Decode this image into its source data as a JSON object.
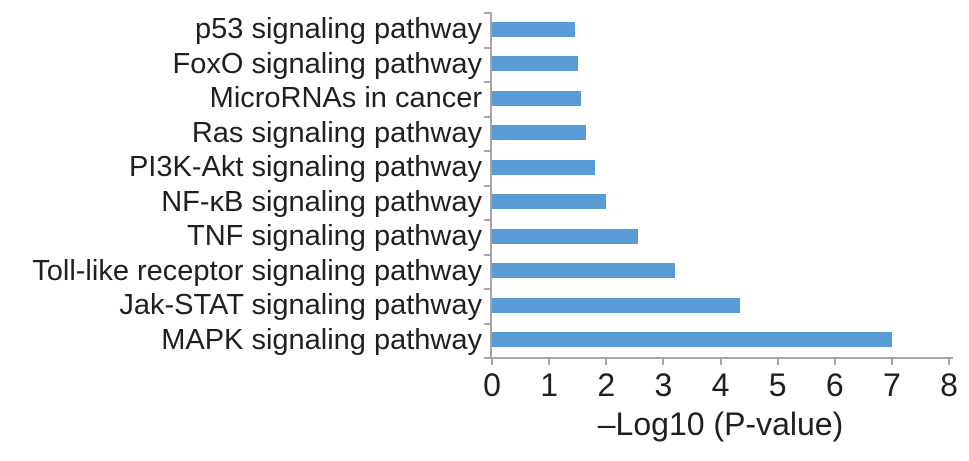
{
  "chart_data": {
    "type": "bar",
    "orientation": "horizontal",
    "title": "",
    "xlabel": "–Log10 (P-value)",
    "ylabel": "",
    "categories": [
      "p53 signaling pathway",
      "FoxO signaling pathway",
      "MicroRNAs in cancer",
      "Ras signaling pathway",
      "PI3K-Akt signaling pathway",
      "NF-κB signaling pathway",
      "TNF signaling pathway",
      "Toll-like receptor signaling pathway",
      "Jak-STAT signaling pathway",
      "MAPK signaling pathway"
    ],
    "values": [
      1.45,
      1.5,
      1.55,
      1.65,
      1.8,
      2.0,
      2.55,
      3.2,
      4.35,
      7.0
    ],
    "xlim": [
      0,
      8
    ],
    "xticks": [
      0,
      1,
      2,
      3,
      4,
      5,
      6,
      7,
      8
    ],
    "grid": false,
    "legend_position": "none",
    "colors": {
      "bar": "#5b9bd5",
      "axis": "#a6a6a6",
      "text": "#1f1f1f",
      "background": "#ffffff"
    }
  }
}
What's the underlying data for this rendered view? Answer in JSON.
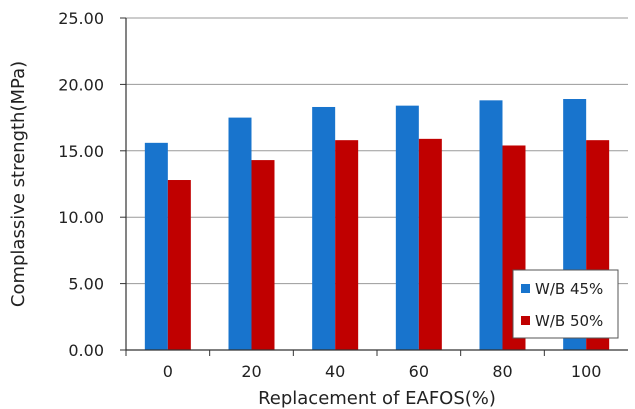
{
  "chart_data": {
    "type": "bar",
    "categories": [
      "0",
      "20",
      "40",
      "60",
      "80",
      "100"
    ],
    "series": [
      {
        "name": "W/B 45%",
        "values": [
          15.6,
          17.5,
          18.3,
          18.4,
          18.8,
          18.9
        ],
        "color": "#1874cd"
      },
      {
        "name": "W/B 50%",
        "values": [
          12.8,
          14.3,
          15.8,
          15.9,
          15.4,
          15.8
        ],
        "color": "#c00000"
      }
    ],
    "xlabel": "Replacement of EAFOS(%)",
    "ylabel": "Complassive strength(MPa)",
    "ylim": [
      0,
      25
    ],
    "yticks": [
      "0.00",
      "5.00",
      "10.00",
      "15.00",
      "20.00",
      "25.00"
    ],
    "grid": "horizontal",
    "legend_position": "bottom-right"
  }
}
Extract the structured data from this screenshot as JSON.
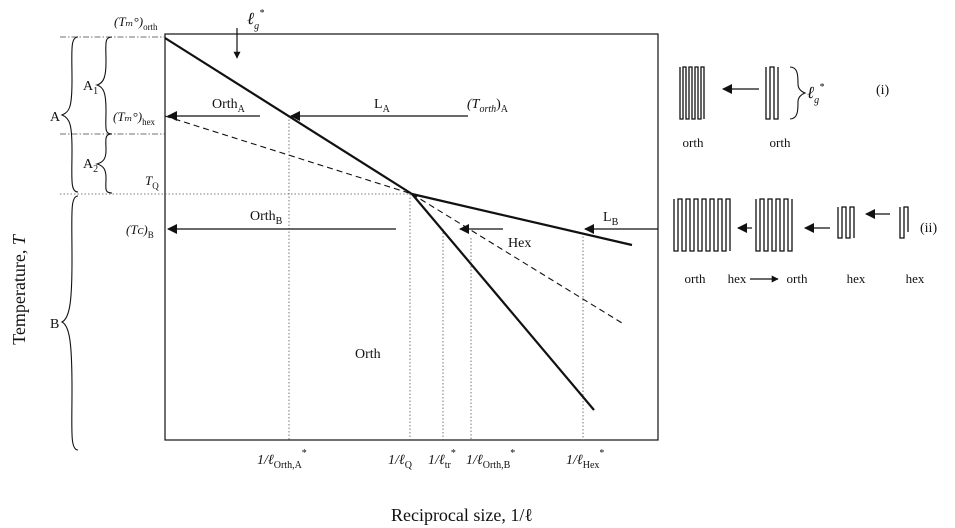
{
  "axes": {
    "y_title": "Temperature, ",
    "y_symbol": "T",
    "x_title": "Reciprocal size, 1/ℓ"
  },
  "y_labels": {
    "tm_orth": "(Tₘ°)",
    "tm_orth_sub": "orth",
    "tm_hex": "(Tₘ°)",
    "tm_hex_sub": "hex",
    "tq": "T",
    "tq_sub": "Q",
    "tc_b": "(Tᴄ)",
    "tc_b_sub": "B"
  },
  "x_labels": {
    "orth_a": "1/ℓ",
    "orth_a_sub": "Orth,A",
    "orth_a_sup": "*",
    "q": "1/ℓ",
    "q_sub": "Q",
    "tr": "1/ℓ",
    "tr_sub": "tr",
    "tr_sup": "*",
    "orth_b": "1/ℓ",
    "orth_b_sub": "Orth,B",
    "orth_b_sup": "*",
    "hex": "1/ℓ",
    "hex_sub": "Hex",
    "hex_sup": "*"
  },
  "braces": {
    "A": "A",
    "A1": "A",
    "A1_sub": "1",
    "A2": "A",
    "A2_sub": "2",
    "B": "B"
  },
  "plot_labels": {
    "lg": "ℓ",
    "lg_sub": "g",
    "lg_sup": "*",
    "orth_a": "Orth",
    "orth_a_sub": "A",
    "l_a": "L",
    "l_a_sub": "A",
    "t_orth_a": "(T",
    "t_orth_a_sub": "orth",
    "t_orth_a_end": ")",
    "t_orth_a_end_sub": "A",
    "orth_b": "Orth",
    "orth_b_sub": "B",
    "hex": "Hex",
    "l_b": "L",
    "l_b_sub": "B",
    "orth_region": "Orth"
  },
  "schematic": {
    "row_i_tag": "(i)",
    "row_i_brace_label": "ℓ",
    "row_i_brace_sub": "g",
    "row_i_brace_sup": "*",
    "row_i_labels": [
      "orth",
      "orth"
    ],
    "row_ii_tag": "(ii)",
    "row_ii_labels": [
      "orth",
      "hex",
      "orth",
      "hex",
      "hex"
    ]
  }
}
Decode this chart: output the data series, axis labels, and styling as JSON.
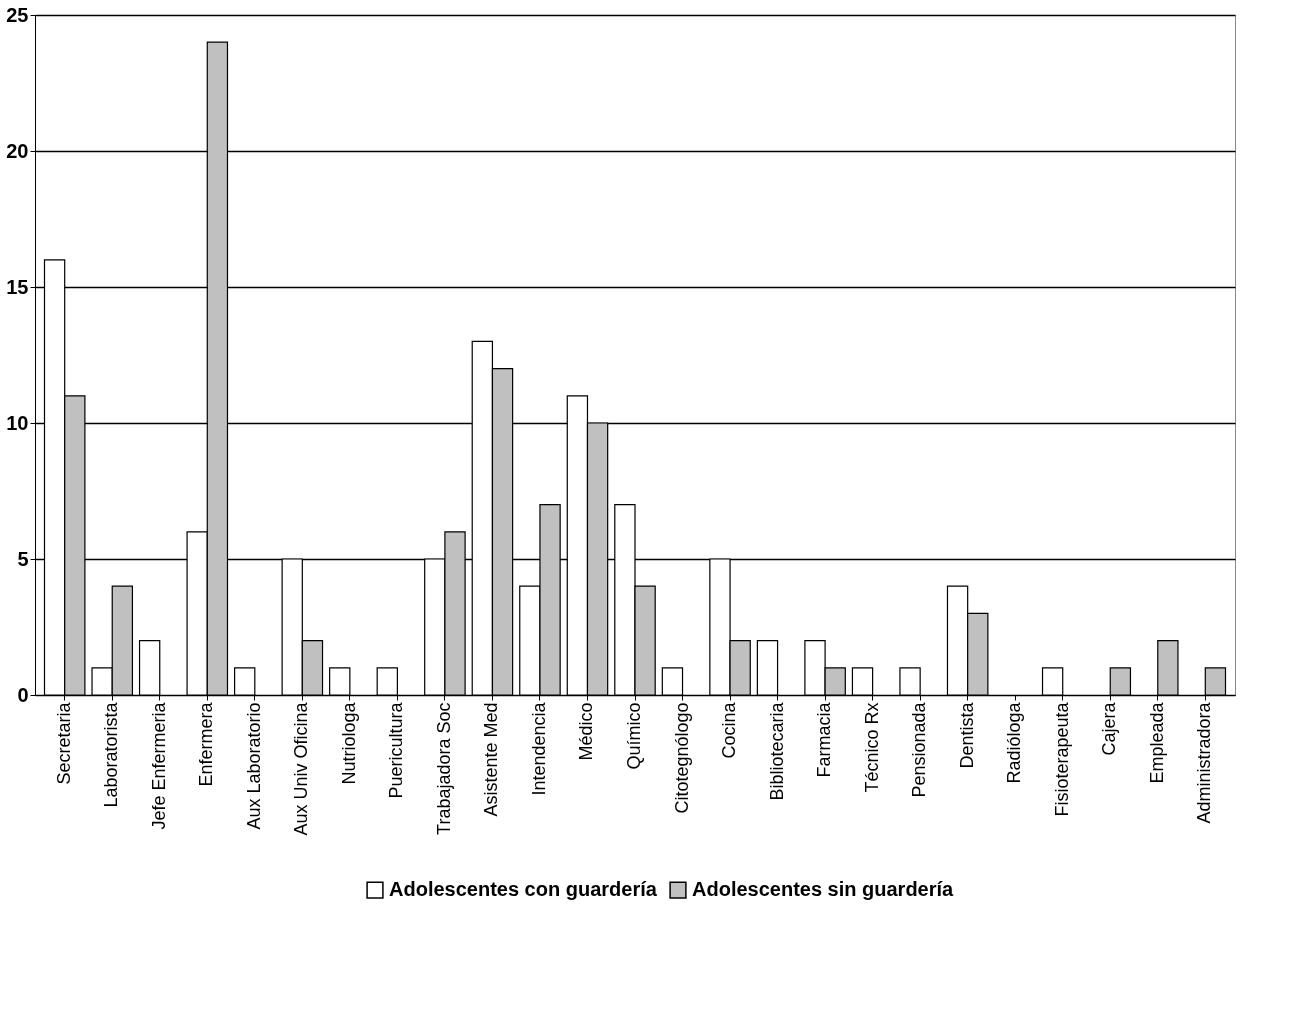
{
  "chart_data": {
    "type": "bar",
    "categories": [
      "Secretaria",
      "Laboratorista",
      "Jefe Enfermeria",
      "Enfermera",
      "Aux Laboratorio",
      "Aux Univ Oficina",
      "Nutriologa",
      "Puericultura",
      "Trabajadora Soc",
      "Asistente Med",
      "Intendencia",
      "Médico",
      "Químico",
      "Citotegnólogo",
      "Cocina",
      "Bibliotecaria",
      "Farmacia",
      "Técnico Rx",
      "Pensionada",
      "Dentista",
      "Radióloga",
      "Fisioterapeuta",
      "Cajera",
      "Empleada",
      "Administradora"
    ],
    "series": [
      {
        "name": "Adolescentes con guardería",
        "color": "#ffffff",
        "values": [
          16,
          1,
          2,
          6,
          1,
          5,
          1,
          1,
          5,
          13,
          4,
          11,
          7,
          1,
          5,
          2,
          2,
          1,
          1,
          4,
          0,
          1,
          0,
          0,
          0
        ]
      },
      {
        "name": "Adolescentes sin guardería",
        "color": "#c0c0c0",
        "values": [
          11,
          4,
          0,
          24,
          0,
          2,
          0,
          0,
          6,
          12,
          7,
          10,
          4,
          0,
          2,
          0,
          1,
          0,
          0,
          3,
          0,
          0,
          1,
          2,
          1
        ]
      }
    ],
    "ylim": [
      0,
      25
    ],
    "yticks": [
      0,
      5,
      10,
      15,
      20,
      25
    ],
    "grid": "y",
    "legend": "bottom"
  }
}
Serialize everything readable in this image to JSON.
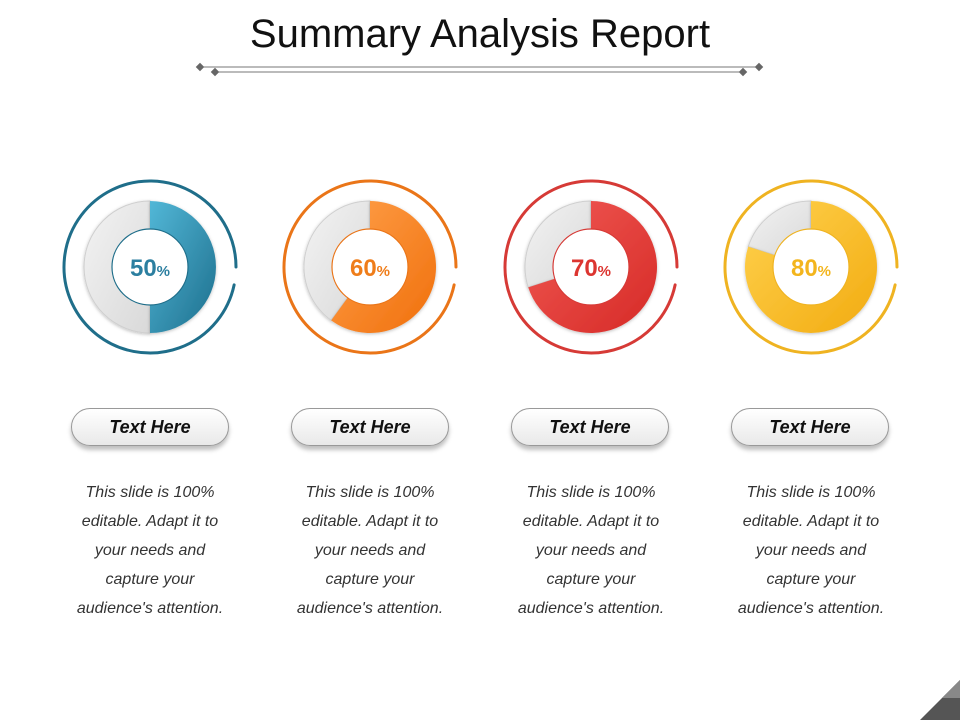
{
  "title": "Summary Analysis Report",
  "chart_data": [
    {
      "type": "pie",
      "values": [
        50,
        50
      ],
      "label_number": "50",
      "label_unit": "%",
      "color": "#2c7fa0",
      "gradient": [
        "#52b7d7",
        "#1d6f8d"
      ],
      "ring_color": "#1f6e8a"
    },
    {
      "type": "pie",
      "values": [
        60,
        40
      ],
      "label_number": "60",
      "label_unit": "%",
      "color": "#ef7d1a",
      "gradient": [
        "#ffa04a",
        "#f06f0c"
      ],
      "ring_color": "#ea7518"
    },
    {
      "type": "pie",
      "values": [
        70,
        30
      ],
      "label_number": "70",
      "label_unit": "%",
      "color": "#dc3530",
      "gradient": [
        "#f15a55",
        "#d62a26"
      ],
      "ring_color": "#d63a36"
    },
    {
      "type": "pie",
      "values": [
        80,
        20
      ],
      "label_number": "80",
      "label_unit": "%",
      "color": "#f3b51d",
      "gradient": [
        "#ffd24f",
        "#f2ab10"
      ],
      "ring_color": "#efb321"
    }
  ],
  "cards": [
    {
      "label": "Text Here",
      "desc": [
        "This slide is 100%",
        "editable. Adapt it to",
        "your needs and",
        "capture your",
        "audience's attention."
      ]
    },
    {
      "label": "Text Here",
      "desc": [
        "This slide is 100%",
        "editable. Adapt it to",
        "your needs and",
        "capture your",
        "audience's attention."
      ]
    },
    {
      "label": "Text Here",
      "desc": [
        "This slide is 100%",
        "editable. Adapt it to",
        "your needs and",
        "capture your",
        "audience's attention."
      ]
    },
    {
      "label": "Text Here",
      "desc": [
        "This slide is 100%",
        "editable. Adapt it to",
        "your needs and",
        "capture your",
        "audience's attention."
      ]
    }
  ]
}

(Task instructions):
Exclude the pictures and transcribe all of the entries exactly.

(Answer to the problem):
Decode this image into its source data as a JSON object.
{
  "chart_data": {
    "type": "bar",
    "orientation": "horizontal",
    "title": "",
    "xlabel": "–Log10 (P-value)",
    "ylabel": "",
    "categories": [
      "p53 signaling pathway",
      "FoxO signaling pathway",
      "MicroRNAs in cancer",
      "Ras signaling pathway",
      "PI3K-Akt signaling pathway",
      "NF-κB signaling pathway",
      "TNF signaling pathway",
      "Toll-like receptor signaling pathway",
      "Jak-STAT signaling pathway",
      "MAPK signaling pathway"
    ],
    "values": [
      1.45,
      1.5,
      1.55,
      1.65,
      1.8,
      2.0,
      2.55,
      3.2,
      4.35,
      7.0
    ],
    "xlim": [
      0,
      8
    ],
    "xticks": [
      0,
      1,
      2,
      3,
      4,
      5,
      6,
      7,
      8
    ],
    "grid": false,
    "legend_position": "none",
    "colors": {
      "bar": "#5b9bd5",
      "axis": "#a6a6a6",
      "text": "#1f1f1f",
      "background": "#ffffff"
    }
  }
}
What's the underlying data for this rendered view? Answer in JSON.
{
  "chart_data": {
    "type": "bar",
    "categories": [
      "0",
      "20",
      "40",
      "60",
      "80",
      "100"
    ],
    "series": [
      {
        "name": "W/B 45%",
        "values": [
          15.6,
          17.5,
          18.3,
          18.4,
          18.8,
          18.9
        ],
        "color": "#1874cd"
      },
      {
        "name": "W/B 50%",
        "values": [
          12.8,
          14.3,
          15.8,
          15.9,
          15.4,
          15.8
        ],
        "color": "#c00000"
      }
    ],
    "xlabel": "Replacement of EAFOS(%)",
    "ylabel": "Complassive strength(MPa)",
    "ylim": [
      0,
      25
    ],
    "yticks": [
      "0.00",
      "5.00",
      "10.00",
      "15.00",
      "20.00",
      "25.00"
    ],
    "grid": "horizontal",
    "legend_position": "bottom-right"
  }
}
Extract the structured data from this screenshot as JSON.
{
  "axes": {
    "y_title": "Temperature, ",
    "y_symbol": "T",
    "x_title": "Reciprocal size, 1/ℓ"
  },
  "y_labels": {
    "tm_orth": "(Tₘ°)",
    "tm_orth_sub": "orth",
    "tm_hex": "(Tₘ°)",
    "tm_hex_sub": "hex",
    "tq": "T",
    "tq_sub": "Q",
    "tc_b": "(Tᴄ)",
    "tc_b_sub": "B"
  },
  "x_labels": {
    "orth_a": "1/ℓ",
    "orth_a_sub": "Orth,A",
    "orth_a_sup": "*",
    "q": "1/ℓ",
    "q_sub": "Q",
    "tr": "1/ℓ",
    "tr_sub": "tr",
    "tr_sup": "*",
    "orth_b": "1/ℓ",
    "orth_b_sub": "Orth,B",
    "orth_b_sup": "*",
    "hex": "1/ℓ",
    "hex_sub": "Hex",
    "hex_sup": "*"
  },
  "braces": {
    "A": "A",
    "A1": "A",
    "A1_sub": "1",
    "A2": "A",
    "A2_sub": "2",
    "B": "B"
  },
  "plot_labels": {
    "lg": "ℓ",
    "lg_sub": "g",
    "lg_sup": "*",
    "orth_a": "Orth",
    "orth_a_sub": "A",
    "l_a": "L",
    "l_a_sub": "A",
    "t_orth_a": "(T",
    "t_orth_a_sub": "orth",
    "t_orth_a_end": ")",
    "t_orth_a_end_sub": "A",
    "orth_b": "Orth",
    "orth_b_sub": "B",
    "hex": "Hex",
    "l_b": "L",
    "l_b_sub": "B",
    "orth_region": "Orth"
  },
  "schematic": {
    "row_i_tag": "(i)",
    "row_i_brace_label": "ℓ",
    "row_i_brace_sub": "g",
    "row_i_brace_sup": "*",
    "row_i_labels": [
      "orth",
      "orth"
    ],
    "row_ii_tag": "(ii)",
    "row_ii_labels": [
      "orth",
      "hex",
      "orth",
      "hex",
      "hex"
    ]
  }
}
Decode this chart: output the data series, axis labels, and styling as JSON.
{
  "chart_data": {
    "type": "bar",
    "categories": [
      "Secretaria",
      "Laboratorista",
      "Jefe Enfermeria",
      "Enfermera",
      "Aux Laboratorio",
      "Aux Univ Oficina",
      "Nutriologa",
      "Puericultura",
      "Trabajadora Soc",
      "Asistente Med",
      "Intendencia",
      "Médico",
      "Químico",
      "Citotegnólogo",
      "Cocina",
      "Bibliotecaria",
      "Farmacia",
      "Técnico Rx",
      "Pensionada",
      "Dentista",
      "Radióloga",
      "Fisioterapeuta",
      "Cajera",
      "Empleada",
      "Administradora"
    ],
    "series": [
      {
        "name": "Adolescentes con guardería",
        "color": "#ffffff",
        "values": [
          16,
          1,
          2,
          6,
          1,
          5,
          1,
          1,
          5,
          13,
          4,
          11,
          7,
          1,
          5,
          2,
          2,
          1,
          1,
          4,
          0,
          1,
          0,
          0,
          0
        ]
      },
      {
        "name": "Adolescentes sin guardería",
        "color": "#c0c0c0",
        "values": [
          11,
          4,
          0,
          24,
          0,
          2,
          0,
          0,
          6,
          12,
          7,
          10,
          4,
          0,
          2,
          0,
          1,
          0,
          0,
          3,
          0,
          0,
          1,
          2,
          1
        ]
      }
    ],
    "ylim": [
      0,
      25
    ],
    "yticks": [
      0,
      5,
      10,
      15,
      20,
      25
    ],
    "grid": "y",
    "legend": "bottom"
  }
}
Serialize everything readable in this image to JSON.
{
  "title": "Summary Analysis Report",
  "chart_data": [
    {
      "type": "pie",
      "values": [
        50,
        50
      ],
      "label_number": "50",
      "label_unit": "%",
      "color": "#2c7fa0",
      "gradient": [
        "#52b7d7",
        "#1d6f8d"
      ],
      "ring_color": "#1f6e8a"
    },
    {
      "type": "pie",
      "values": [
        60,
        40
      ],
      "label_number": "60",
      "label_unit": "%",
      "color": "#ef7d1a",
      "gradient": [
        "#ffa04a",
        "#f06f0c"
      ],
      "ring_color": "#ea7518"
    },
    {
      "type": "pie",
      "values": [
        70,
        30
      ],
      "label_number": "70",
      "label_unit": "%",
      "color": "#dc3530",
      "gradient": [
        "#f15a55",
        "#d62a26"
      ],
      "ring_color": "#d63a36"
    },
    {
      "type": "pie",
      "values": [
        80,
        20
      ],
      "label_number": "80",
      "label_unit": "%",
      "color": "#f3b51d",
      "gradient": [
        "#ffd24f",
        "#f2ab10"
      ],
      "ring_color": "#efb321"
    }
  ],
  "cards": [
    {
      "label": "Text Here",
      "desc": [
        "This slide is 100%",
        "editable. Adapt it to",
        "your needs and",
        "capture your",
        "audience's attention."
      ]
    },
    {
      "label": "Text Here",
      "desc": [
        "This slide is 100%",
        "editable. Adapt it to",
        "your needs and",
        "capture your",
        "audience's attention."
      ]
    },
    {
      "label": "Text Here",
      "desc": [
        "This slide is 100%",
        "editable. Adapt it to",
        "your needs and",
        "capture your",
        "audience's attention."
      ]
    },
    {
      "label": "Text Here",
      "desc": [
        "This slide is 100%",
        "editable. Adapt it to",
        "your needs and",
        "capture your",
        "audience's attention."
      ]
    }
  ]
}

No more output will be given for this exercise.